Written exercise - Copy, in full, each line of the material that holds the word "CONFIRMADOS".

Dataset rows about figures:
* start *

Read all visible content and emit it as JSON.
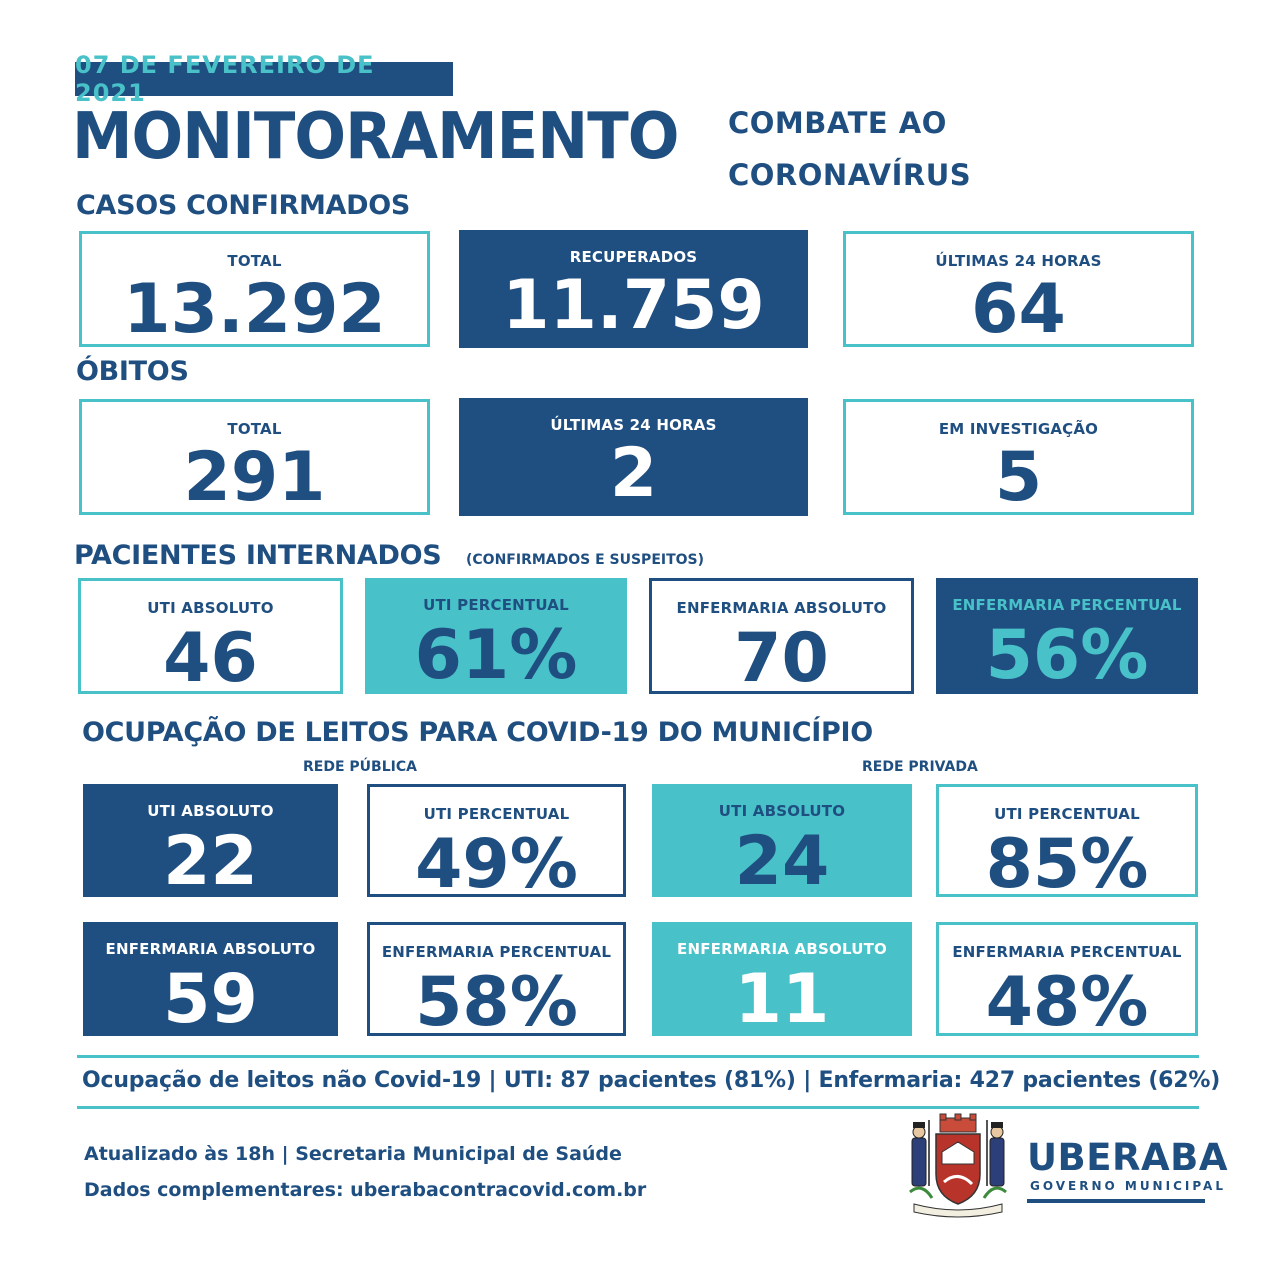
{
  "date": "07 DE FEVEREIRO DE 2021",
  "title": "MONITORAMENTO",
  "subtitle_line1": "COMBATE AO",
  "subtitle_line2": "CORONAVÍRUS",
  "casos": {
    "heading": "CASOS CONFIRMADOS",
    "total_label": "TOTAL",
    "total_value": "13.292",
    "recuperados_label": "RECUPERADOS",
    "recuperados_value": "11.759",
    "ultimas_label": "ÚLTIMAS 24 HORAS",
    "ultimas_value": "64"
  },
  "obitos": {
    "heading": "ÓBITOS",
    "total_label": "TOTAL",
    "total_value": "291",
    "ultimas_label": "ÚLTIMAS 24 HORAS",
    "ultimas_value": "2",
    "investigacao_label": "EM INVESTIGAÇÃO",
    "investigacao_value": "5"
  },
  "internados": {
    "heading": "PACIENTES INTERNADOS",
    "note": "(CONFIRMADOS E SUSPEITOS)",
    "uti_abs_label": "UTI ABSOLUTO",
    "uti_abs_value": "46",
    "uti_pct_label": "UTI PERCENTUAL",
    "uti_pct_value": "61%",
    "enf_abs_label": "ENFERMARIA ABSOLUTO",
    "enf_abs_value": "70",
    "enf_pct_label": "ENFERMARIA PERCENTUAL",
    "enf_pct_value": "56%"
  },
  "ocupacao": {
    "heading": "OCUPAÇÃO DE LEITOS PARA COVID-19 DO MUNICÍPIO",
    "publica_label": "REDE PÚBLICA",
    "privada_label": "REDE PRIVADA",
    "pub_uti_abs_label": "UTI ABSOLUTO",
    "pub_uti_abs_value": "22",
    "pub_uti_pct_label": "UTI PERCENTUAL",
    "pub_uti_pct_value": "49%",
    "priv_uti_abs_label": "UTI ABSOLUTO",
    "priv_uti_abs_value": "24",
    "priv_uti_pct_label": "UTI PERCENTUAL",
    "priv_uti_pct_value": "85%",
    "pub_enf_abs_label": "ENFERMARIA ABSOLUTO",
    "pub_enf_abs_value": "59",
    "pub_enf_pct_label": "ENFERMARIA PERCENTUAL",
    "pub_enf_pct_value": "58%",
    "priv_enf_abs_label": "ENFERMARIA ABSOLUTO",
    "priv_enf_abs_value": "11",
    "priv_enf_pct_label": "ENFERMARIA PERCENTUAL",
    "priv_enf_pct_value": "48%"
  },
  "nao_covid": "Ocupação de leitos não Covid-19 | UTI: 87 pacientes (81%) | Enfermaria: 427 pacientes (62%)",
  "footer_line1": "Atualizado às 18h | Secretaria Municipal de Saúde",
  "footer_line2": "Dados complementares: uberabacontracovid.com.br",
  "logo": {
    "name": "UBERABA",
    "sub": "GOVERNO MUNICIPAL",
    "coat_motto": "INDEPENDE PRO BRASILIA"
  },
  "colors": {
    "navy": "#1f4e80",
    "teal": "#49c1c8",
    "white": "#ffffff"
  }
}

* end *
* start *

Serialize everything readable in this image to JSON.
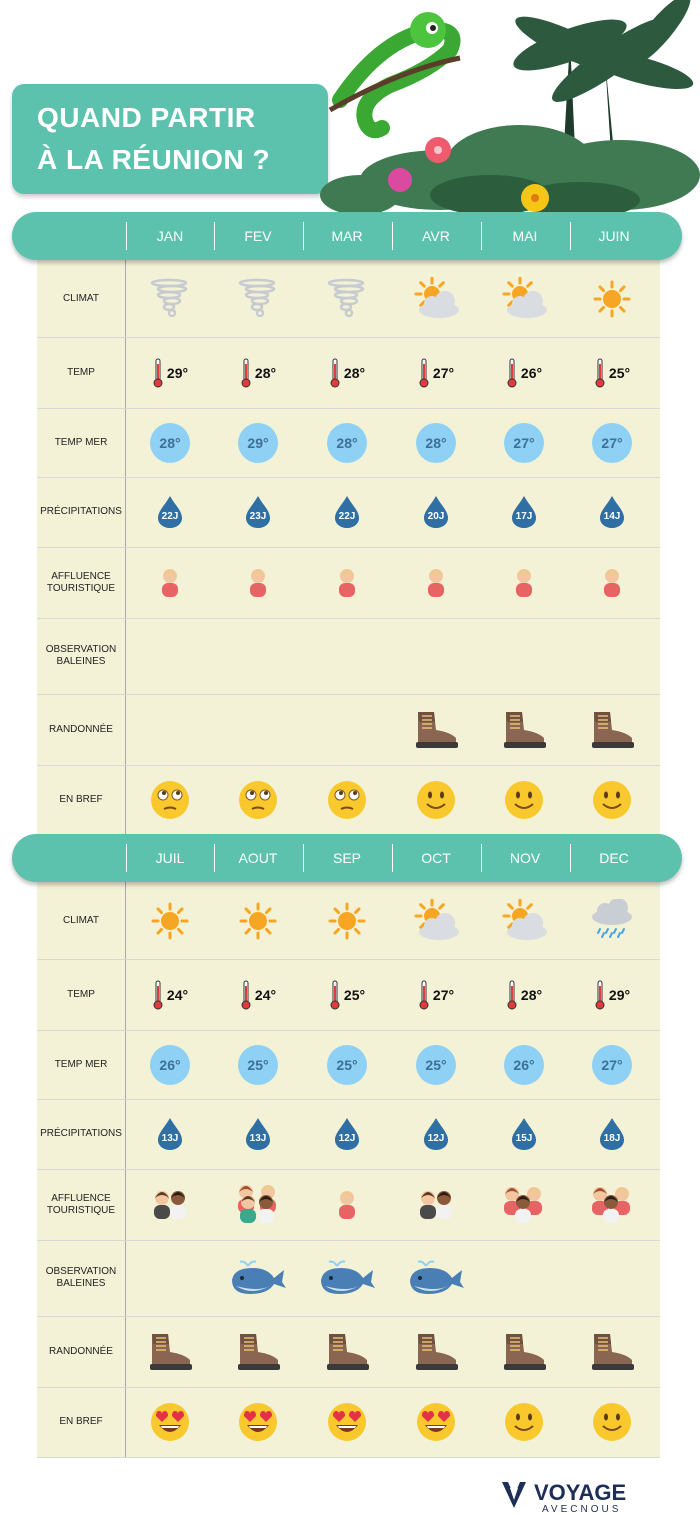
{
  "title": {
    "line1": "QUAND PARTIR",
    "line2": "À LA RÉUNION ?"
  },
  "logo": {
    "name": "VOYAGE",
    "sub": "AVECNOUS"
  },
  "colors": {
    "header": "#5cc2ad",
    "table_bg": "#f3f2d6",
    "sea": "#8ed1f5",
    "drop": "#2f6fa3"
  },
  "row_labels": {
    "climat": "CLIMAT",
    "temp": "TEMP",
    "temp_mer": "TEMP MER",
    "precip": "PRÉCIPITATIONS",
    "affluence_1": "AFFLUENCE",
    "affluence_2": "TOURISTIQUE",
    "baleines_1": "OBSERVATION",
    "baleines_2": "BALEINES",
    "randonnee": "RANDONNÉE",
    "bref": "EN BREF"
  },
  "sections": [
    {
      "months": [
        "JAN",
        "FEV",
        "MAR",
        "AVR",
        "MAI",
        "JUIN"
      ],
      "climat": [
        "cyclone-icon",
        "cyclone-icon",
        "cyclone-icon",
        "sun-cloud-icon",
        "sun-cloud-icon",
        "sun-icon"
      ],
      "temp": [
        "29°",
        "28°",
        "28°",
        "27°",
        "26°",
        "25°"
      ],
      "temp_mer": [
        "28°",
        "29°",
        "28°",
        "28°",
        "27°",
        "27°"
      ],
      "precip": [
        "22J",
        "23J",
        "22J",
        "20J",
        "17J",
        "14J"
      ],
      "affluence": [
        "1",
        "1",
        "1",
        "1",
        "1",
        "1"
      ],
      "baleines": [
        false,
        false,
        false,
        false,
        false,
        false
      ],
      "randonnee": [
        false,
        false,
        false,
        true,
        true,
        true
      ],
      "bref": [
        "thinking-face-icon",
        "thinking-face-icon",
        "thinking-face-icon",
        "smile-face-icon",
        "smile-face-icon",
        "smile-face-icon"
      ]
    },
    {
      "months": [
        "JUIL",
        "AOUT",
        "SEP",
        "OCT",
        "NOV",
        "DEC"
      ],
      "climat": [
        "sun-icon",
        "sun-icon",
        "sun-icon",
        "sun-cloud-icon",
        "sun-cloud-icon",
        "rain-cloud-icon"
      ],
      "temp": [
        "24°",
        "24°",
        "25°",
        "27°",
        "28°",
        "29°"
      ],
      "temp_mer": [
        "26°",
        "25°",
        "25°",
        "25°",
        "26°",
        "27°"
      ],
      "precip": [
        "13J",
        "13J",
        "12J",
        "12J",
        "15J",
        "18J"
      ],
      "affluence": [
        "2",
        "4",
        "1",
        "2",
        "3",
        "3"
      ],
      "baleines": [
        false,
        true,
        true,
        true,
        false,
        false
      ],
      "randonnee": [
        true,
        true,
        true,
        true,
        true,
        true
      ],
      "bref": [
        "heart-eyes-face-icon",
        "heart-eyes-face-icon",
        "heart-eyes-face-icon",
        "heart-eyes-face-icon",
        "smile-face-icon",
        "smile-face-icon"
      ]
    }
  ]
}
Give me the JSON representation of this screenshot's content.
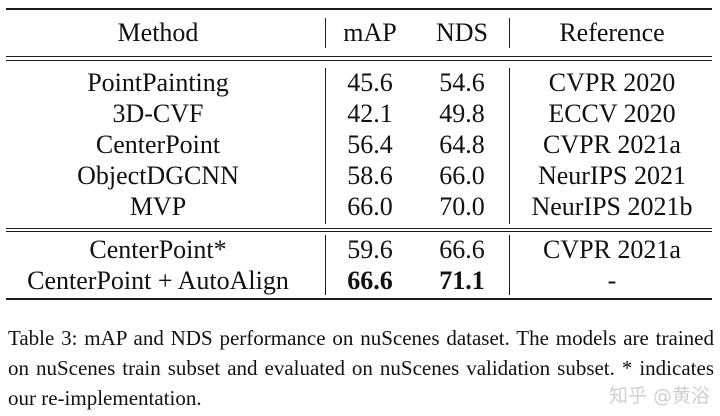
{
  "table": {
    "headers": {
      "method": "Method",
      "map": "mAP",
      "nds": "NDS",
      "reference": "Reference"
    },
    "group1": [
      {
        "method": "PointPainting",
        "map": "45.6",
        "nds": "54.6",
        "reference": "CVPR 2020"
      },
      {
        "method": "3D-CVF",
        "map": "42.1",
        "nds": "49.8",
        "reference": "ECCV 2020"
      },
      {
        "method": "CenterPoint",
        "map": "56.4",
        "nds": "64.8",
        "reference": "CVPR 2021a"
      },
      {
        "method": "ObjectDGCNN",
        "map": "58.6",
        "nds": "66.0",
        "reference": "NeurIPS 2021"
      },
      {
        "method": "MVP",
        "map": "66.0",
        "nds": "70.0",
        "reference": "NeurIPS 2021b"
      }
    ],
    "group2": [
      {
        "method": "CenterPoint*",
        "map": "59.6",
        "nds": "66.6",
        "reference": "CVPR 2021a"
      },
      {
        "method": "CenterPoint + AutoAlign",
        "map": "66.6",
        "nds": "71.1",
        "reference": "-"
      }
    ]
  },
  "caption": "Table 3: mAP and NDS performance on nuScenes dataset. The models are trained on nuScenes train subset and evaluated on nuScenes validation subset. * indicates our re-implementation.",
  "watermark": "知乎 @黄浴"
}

* end *
* start *

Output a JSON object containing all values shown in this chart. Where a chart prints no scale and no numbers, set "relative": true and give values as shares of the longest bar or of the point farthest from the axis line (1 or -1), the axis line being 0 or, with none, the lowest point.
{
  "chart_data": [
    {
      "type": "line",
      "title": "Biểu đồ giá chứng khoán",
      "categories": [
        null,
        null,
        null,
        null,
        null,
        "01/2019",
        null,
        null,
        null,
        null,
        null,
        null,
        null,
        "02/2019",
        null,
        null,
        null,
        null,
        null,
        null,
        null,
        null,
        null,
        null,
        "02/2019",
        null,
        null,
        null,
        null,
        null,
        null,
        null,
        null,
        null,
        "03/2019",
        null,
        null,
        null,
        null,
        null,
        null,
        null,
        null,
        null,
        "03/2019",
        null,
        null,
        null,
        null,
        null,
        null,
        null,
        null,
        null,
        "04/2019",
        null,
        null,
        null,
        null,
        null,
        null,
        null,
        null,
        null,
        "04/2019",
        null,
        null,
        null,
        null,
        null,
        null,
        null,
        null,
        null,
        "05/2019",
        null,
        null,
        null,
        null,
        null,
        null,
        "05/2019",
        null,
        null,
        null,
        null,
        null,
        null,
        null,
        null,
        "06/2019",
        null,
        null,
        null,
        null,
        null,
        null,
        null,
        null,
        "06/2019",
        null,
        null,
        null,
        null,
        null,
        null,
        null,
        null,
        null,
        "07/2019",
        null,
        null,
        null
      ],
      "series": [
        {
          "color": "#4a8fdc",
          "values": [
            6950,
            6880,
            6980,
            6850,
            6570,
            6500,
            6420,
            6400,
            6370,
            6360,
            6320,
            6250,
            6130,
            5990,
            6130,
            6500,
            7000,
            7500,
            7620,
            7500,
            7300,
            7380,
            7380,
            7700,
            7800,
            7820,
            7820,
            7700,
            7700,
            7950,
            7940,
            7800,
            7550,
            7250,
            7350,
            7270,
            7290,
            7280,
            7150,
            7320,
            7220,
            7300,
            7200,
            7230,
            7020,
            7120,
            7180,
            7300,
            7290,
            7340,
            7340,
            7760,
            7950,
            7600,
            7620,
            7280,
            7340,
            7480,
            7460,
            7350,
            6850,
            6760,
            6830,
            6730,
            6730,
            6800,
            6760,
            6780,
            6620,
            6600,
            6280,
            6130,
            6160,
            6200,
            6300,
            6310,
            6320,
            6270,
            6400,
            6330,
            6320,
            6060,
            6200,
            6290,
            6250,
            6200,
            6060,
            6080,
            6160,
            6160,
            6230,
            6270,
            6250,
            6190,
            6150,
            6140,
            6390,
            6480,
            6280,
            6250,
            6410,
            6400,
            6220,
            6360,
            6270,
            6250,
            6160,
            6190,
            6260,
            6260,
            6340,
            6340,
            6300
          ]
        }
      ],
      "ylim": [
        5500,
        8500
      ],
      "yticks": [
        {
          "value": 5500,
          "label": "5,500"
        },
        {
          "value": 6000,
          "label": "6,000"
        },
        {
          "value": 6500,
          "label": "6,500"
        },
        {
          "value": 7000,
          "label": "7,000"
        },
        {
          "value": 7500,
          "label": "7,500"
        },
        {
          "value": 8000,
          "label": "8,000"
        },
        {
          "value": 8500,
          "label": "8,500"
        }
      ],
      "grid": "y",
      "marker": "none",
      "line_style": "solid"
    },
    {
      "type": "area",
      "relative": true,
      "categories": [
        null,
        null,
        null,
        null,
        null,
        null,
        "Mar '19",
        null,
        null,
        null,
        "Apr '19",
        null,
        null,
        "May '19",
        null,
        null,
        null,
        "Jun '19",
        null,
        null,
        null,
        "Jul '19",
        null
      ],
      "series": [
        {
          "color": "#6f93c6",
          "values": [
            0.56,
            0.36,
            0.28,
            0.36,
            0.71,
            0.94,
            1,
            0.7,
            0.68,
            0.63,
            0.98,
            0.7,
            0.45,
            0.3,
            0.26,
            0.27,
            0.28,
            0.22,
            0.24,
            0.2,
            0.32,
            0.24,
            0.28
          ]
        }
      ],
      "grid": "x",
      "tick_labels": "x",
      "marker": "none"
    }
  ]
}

* end *

Correct response -
    "heading": "CASOS CONFIRMADOS",
    "note": "(CONFIRMADOS E SUSPEITOS)",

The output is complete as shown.